# [To be done]
Pictures excluded, retype the lines from the one containing "OCR this image." through the last line of the data below, both included.

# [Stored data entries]
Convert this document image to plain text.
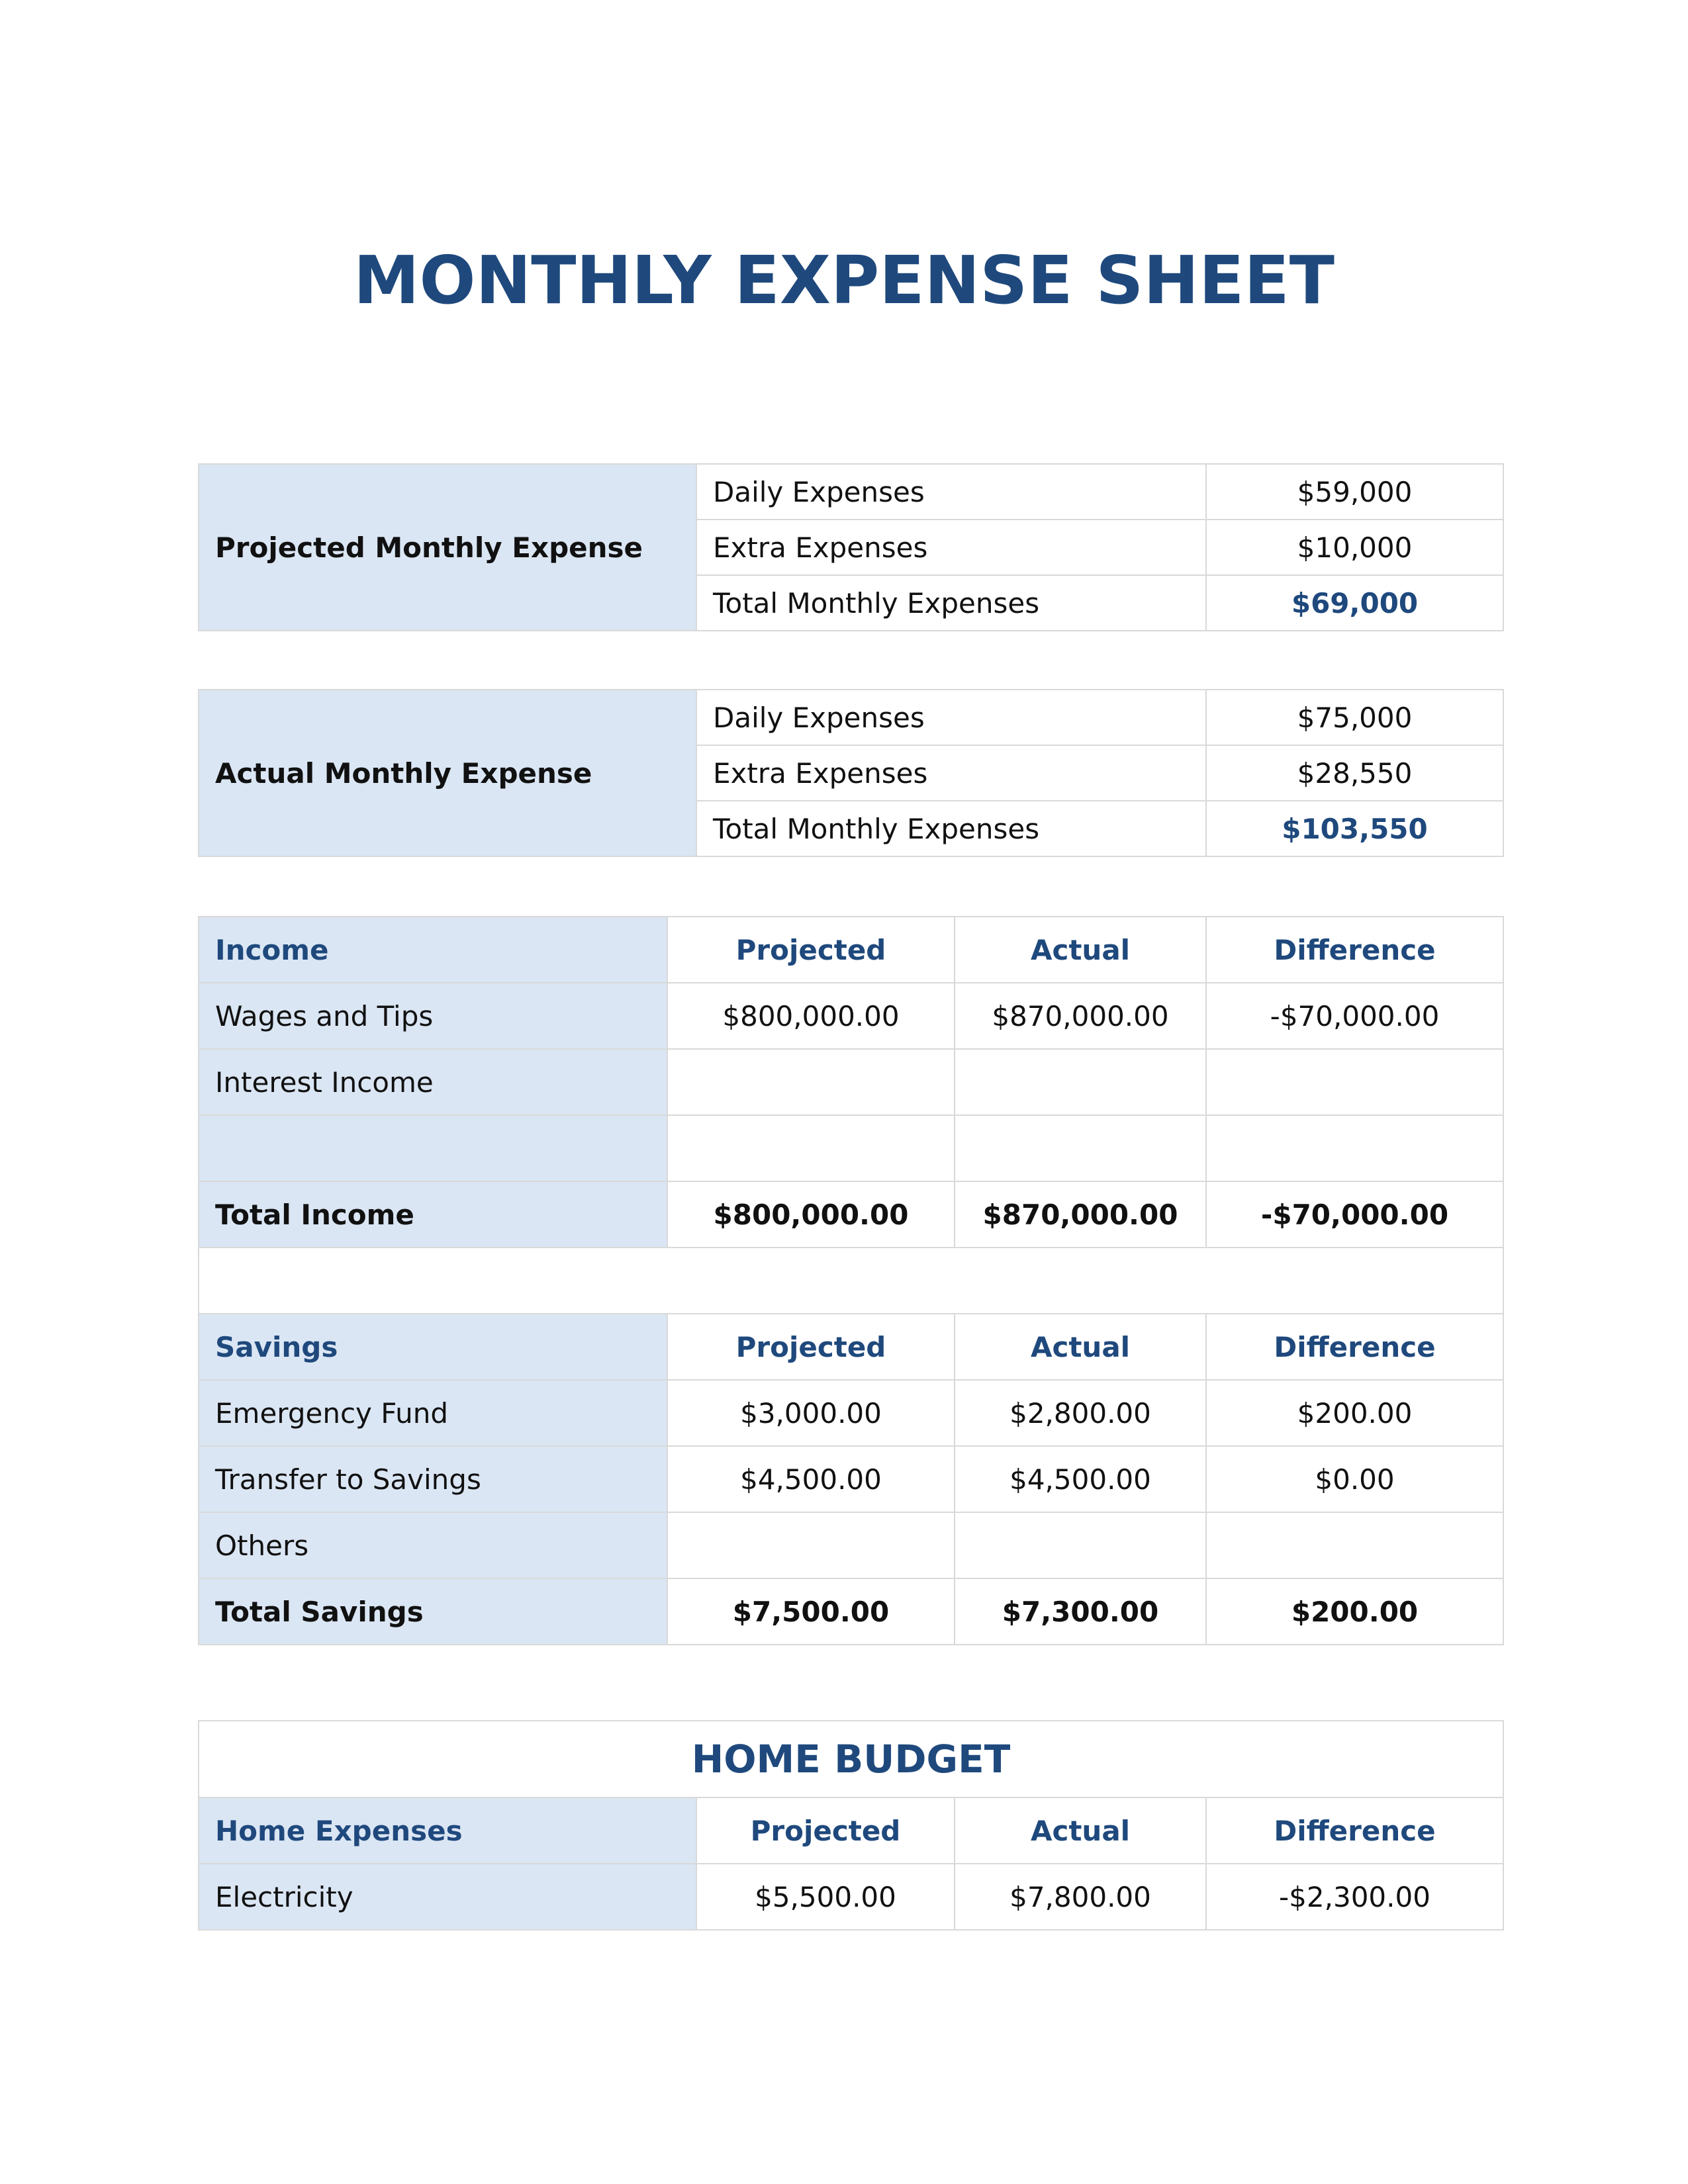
MONTHLY EXPENSE SHEET
Projected Monthly Expense	Daily Expenses	$59,000
	Extra Expenses	$10,000
	Total Monthly Expenses	$69,000
Actual Monthly Expense	Daily Expenses	$75,000
	Extra Expenses	$28,550
	Total Monthly Expenses	$103,550
Income	Projected	Actual	Difference
Wages and Tips	$800,000.00	$870,000.00	-$70,000.00
Interest Income			

Total Income	$800,000.00	$870,000.00	-$70,000.00

Savings	Projected	Actual	Difference
Emergency Fund	$3,000.00	$2,800.00	$200.00
Transfer to Savings	$4,500.00	$4,500.00	$0.00
Others			
Total Savings	$7,500.00	$7,300.00	$200.00
HOME BUDGET			
Home Expenses	Projected	Actual	Difference
Electricity	$5,500.00	$7,800.00	-$2,300.00
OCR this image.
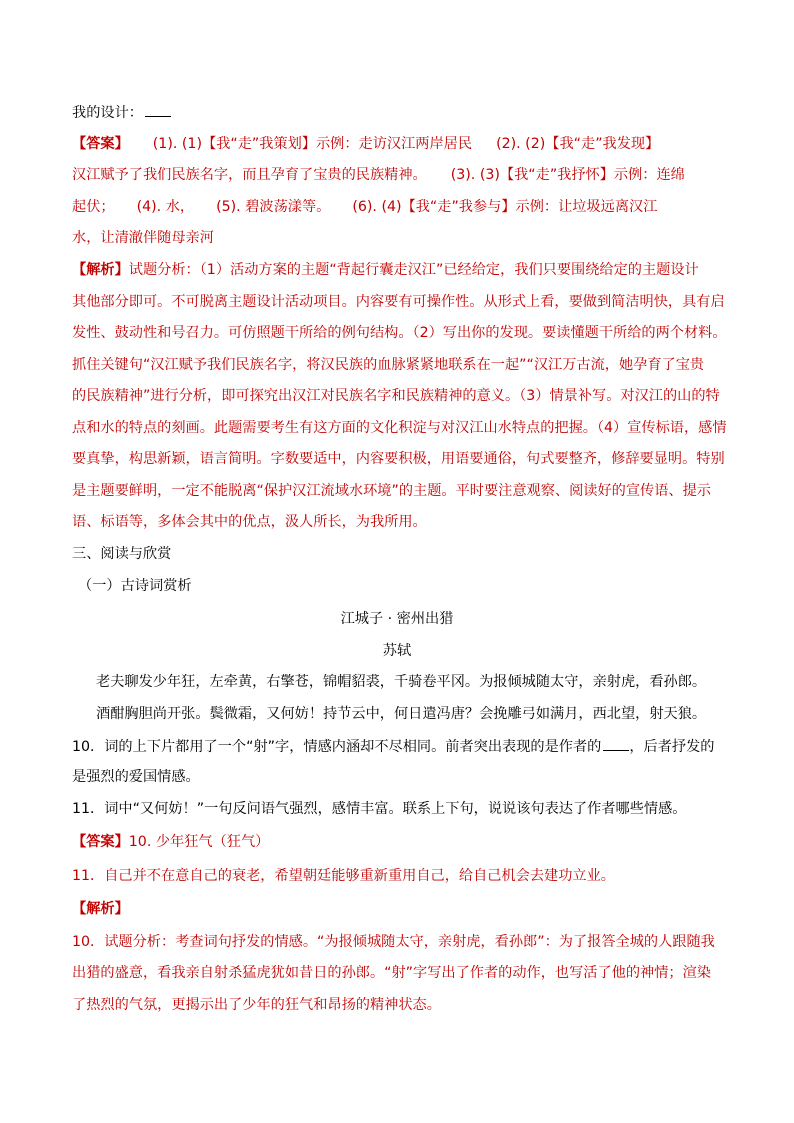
我的设计：
【答案】 (1). (1)【我“走”我策划】示例：走访汉江两岸居民 (2). (2)【我“走”我发现】
汉江赋予了我们民族名字，而且孕育了宝贵的民族精神。 (3). (3)【我“走”我抒怀】示例：连绵
起伏； (4). 水， (5). 碧波荡漾等。 (6). (4)【我“走”我参与】示例：让垃圾远离汉江
水，让清澈伴随母亲河
【解析】试题分析：（1）活动方案的主题“背起行囊走汉江”已经给定，我们只要围绕给定的主题设计
其他部分即可。不可脱离主题设计活动项目。内容要有可操作性。从形式上看，要做到简洁明快，具有启
发性、鼓动性和号召力。可仿照题干所给的例句结构。（2）写出你的发现。要读懂题干所给的两个材料。
抓住关键句“汉江赋予我们民族名字，将汉民族的血脉紧紧地联系在一起”“汉江万古流，她孕育了宝贵
的民族精神”进行分析，即可探究出汉江对民族名字和民族精神的意义。（3）情景补写。对汉江的山的特
点和水的特点的刻画。此题需要考生有这方面的文化积淀与对汉江山水特点的把握。（4）宣传标语，感情
要真挚，构思新颖，语言简明。字数要适中，内容要积极，用语要通俗，句式要整齐，修辞要显明。特别
是主题要鲜明，一定不能脱离“保护汉江流域水环境”的主题。平时要注意观察、阅读好的宣传语、提示
语、标语等，多体会其中的优点，汲人所长，为我所用。
三、阅读与欣赏
（一）古诗词赏析
江城子 · 密州出猎
苏轼
老夫聊发少年狂，左牵黄，右擎苍，锦帽貂裘，千骑卷平冈。为报倾城随太守，亲射虎，看孙郎。
酒酣胸胆尚开张。鬓微霜，又何妨！持节云中，何日遣冯唐？会挽雕弓如满月，西北望，射天狼。
10．词的上下片都用了一个“射”字，情感内涵却不尽相同。前者突出表现的是作者的 ，后者抒发的
是强烈的爱国情感。
11．词中“又何妨！”一句反问语气强烈，感情丰富。联系上下句，说说该句表达了作者哪些情感。
【答案】10. 少年狂气（狂气）
11．自己并不在意自己的衰老，希望朝廷能够重新重用自己，给自己机会去建功立业。
【解析】
10．试题分析：考查词句抒发的情感。“为报倾城随太守，亲射虎，看孙郎”：为了报答全城的人跟随我
出猎的盛意，看我亲自射杀猛虎犹如昔日的孙郎。“射”字写出了作者的动作，也写活了他的神情；渲染
了热烈的气氛，更揭示出了少年的狂气和昂扬的精神状态。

# [Final answer]
OCR this image.
我的设计：
【答案】 (1). (1)【我“走”我策划】示例：走访汉江两岸居民 (2). (2)【我“走”我发现】
汉江赋予了我们民族名字，而且孕育了宝贵的民族精神。 (3). (3)【我“走”我抒怀】示例：连绵
起伏； (4). 水， (5). 碧波荡漾等。 (6). (4)【我“走”我参与】示例：让垃圾远离汉江
水，让清澈伴随母亲河
【解析】试题分析：（1）活动方案的主题“背起行囊走汉江”已经给定，我们只要围绕给定的主题设计
其他部分即可。不可脱离主题设计活动项目。内容要有可操作性。从形式上看，要做到简洁明快，具有启
发性、鼓动性和号召力。可仿照题干所给的例句结构。（2）写出你的发现。要读懂题干所给的两个材料。
抓住关键句“汉江赋予我们民族名字，将汉民族的血脉紧紧地联系在一起”“汉江万古流，她孕育了宝贵
的民族精神”进行分析，即可探究出汉江对民族名字和民族精神的意义。（3）情景补写。对汉江的山的特
点和水的特点的刻画。此题需要考生有这方面的文化积淀与对汉江山水特点的把握。（4）宣传标语，感情
要真挚，构思新颖，语言简明。字数要适中，内容要积极，用语要通俗，句式要整齐，修辞要显明。特别
是主题要鲜明，一定不能脱离“保护汉江流域水环境”的主题。平时要注意观察、阅读好的宣传语、提示
语、标语等，多体会其中的优点，汲人所长，为我所用。
三、阅读与欣赏
（一）古诗词赏析
江城子 · 密州出猎
苏轼
老夫聊发少年狂，左牵黄，右擎苍，锦帽貂裘，千骑卷平冈。为报倾城随太守，亲射虎，看孙郎。
酒酣胸胆尚开张。鬓微霜，又何妨！持节云中，何日遣冯唐？会挽雕弓如满月，西北望，射天狼。
10．词的上下片都用了一个“射”字，情感内涵却不尽相同。前者突出表现的是作者的 ，后者抒发的
是强烈的爱国情感。
11．词中“又何妨！”一句反问语气强烈，感情丰富。联系上下句，说说该句表达了作者哪些情感。
【答案】10. 少年狂气（狂气）
11．自己并不在意自己的衰老，希望朝廷能够重新重用自己，给自己机会去建功立业。
【解析】
10．试题分析：考查词句抒发的情感。“为报倾城随太守，亲射虎，看孙郎”：为了报答全城的人跟随我
出猎的盛意，看我亲自射杀猛虎犹如昔日的孙郎。“射”字写出了作者的动作，也写活了他的神情；渲染
了热烈的气氛，更揭示出了少年的狂气和昂扬的精神状态。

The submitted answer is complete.